> **Task**
Please list every person named in the two body paragraphs of the article below on Okke Ornstein and Panama's defamation laws, leaving out the title and byline.

> **Quoted text**

-*-*-

Okke Ornstein, Panama’s criminal defamation laws,
the Panama Papers and their business context
by Eric Jackson
Panama is under worldwide economic pressure because a law firm, one of whose partners was President Varela’s minister without portfolio and right-hand man, was shown to have as one of its principal business activities the hiding of the proceeds of many criminal activities, tax evasion most of all but also a lot of bribery and theft of public assets by politically connected individuals (among other rackets). The response that all of this is legal under Panamanian law and the real crime is the disruption of attorney-client privilege inherent in the massive document leak leaves most of the world unmoved.
Now, as human rights activists from around the Americas gather in Panama for the hearings of the Inter-American Human Rights Commission at the same time as journalists and anti-corruption activists from around the world gather for an anti-corruption summit here, Panama has jailed Dutch journalist Okke Ornstein for unflattering stories about a Canadian career criminal, Monte Friesner, who has been represented by the law firm of Panama City mayor José Isabel Blandón, who is also a member of President Varela’s Panameñista Party. Friesner has deployed fake news specialist Kenneth Rijock, and various folks of the alt-right persuasion have piled on, to hail Ornstein’s imprisonment. One thing that they have not done, however, is point out any particular thing that Ornstein wrote about Friesner and demonstrate that it was untrue.

-*-*-

> **Material supplied**
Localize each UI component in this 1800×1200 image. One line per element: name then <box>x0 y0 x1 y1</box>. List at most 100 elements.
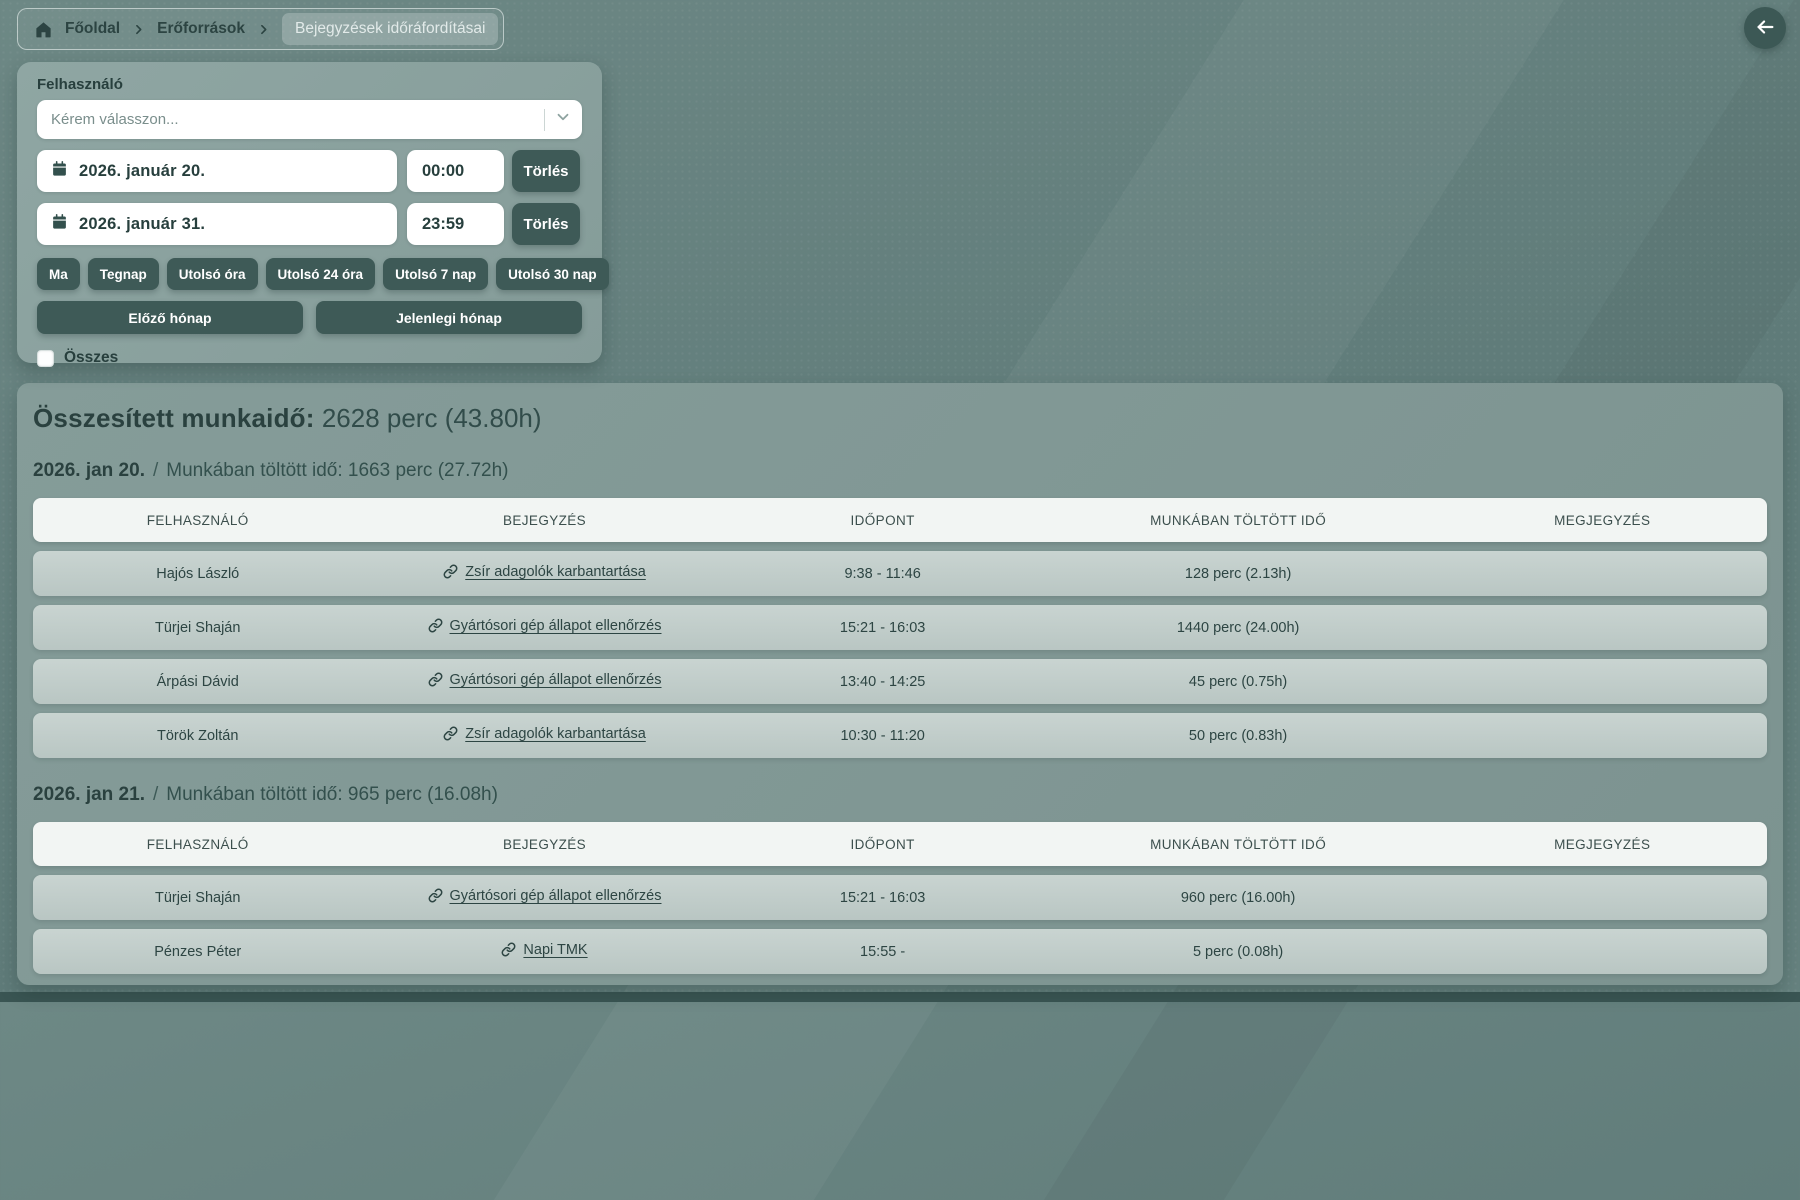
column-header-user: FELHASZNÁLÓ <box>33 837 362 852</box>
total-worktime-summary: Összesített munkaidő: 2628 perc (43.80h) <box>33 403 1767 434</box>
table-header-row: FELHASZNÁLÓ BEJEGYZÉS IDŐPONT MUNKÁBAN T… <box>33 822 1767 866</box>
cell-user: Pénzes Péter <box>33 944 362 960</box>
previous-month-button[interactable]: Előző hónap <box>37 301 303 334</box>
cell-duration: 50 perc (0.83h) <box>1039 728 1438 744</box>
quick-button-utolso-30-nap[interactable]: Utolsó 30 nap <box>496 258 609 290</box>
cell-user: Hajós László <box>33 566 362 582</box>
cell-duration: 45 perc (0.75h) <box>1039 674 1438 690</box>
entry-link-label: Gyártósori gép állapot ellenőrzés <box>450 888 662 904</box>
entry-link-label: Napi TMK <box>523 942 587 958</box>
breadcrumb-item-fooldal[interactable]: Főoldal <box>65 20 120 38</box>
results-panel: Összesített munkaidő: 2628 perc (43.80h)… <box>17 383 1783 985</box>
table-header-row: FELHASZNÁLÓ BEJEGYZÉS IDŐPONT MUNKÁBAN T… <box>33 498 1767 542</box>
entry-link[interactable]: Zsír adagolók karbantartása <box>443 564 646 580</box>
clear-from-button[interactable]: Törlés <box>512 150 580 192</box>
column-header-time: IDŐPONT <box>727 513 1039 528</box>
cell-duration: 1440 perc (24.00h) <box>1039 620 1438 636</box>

-*-*-

> **Exercise output**
- President Varela
- Okke Ornstein
- Monte Friesner
- José Isabel Blandón
- Kenneth Rijock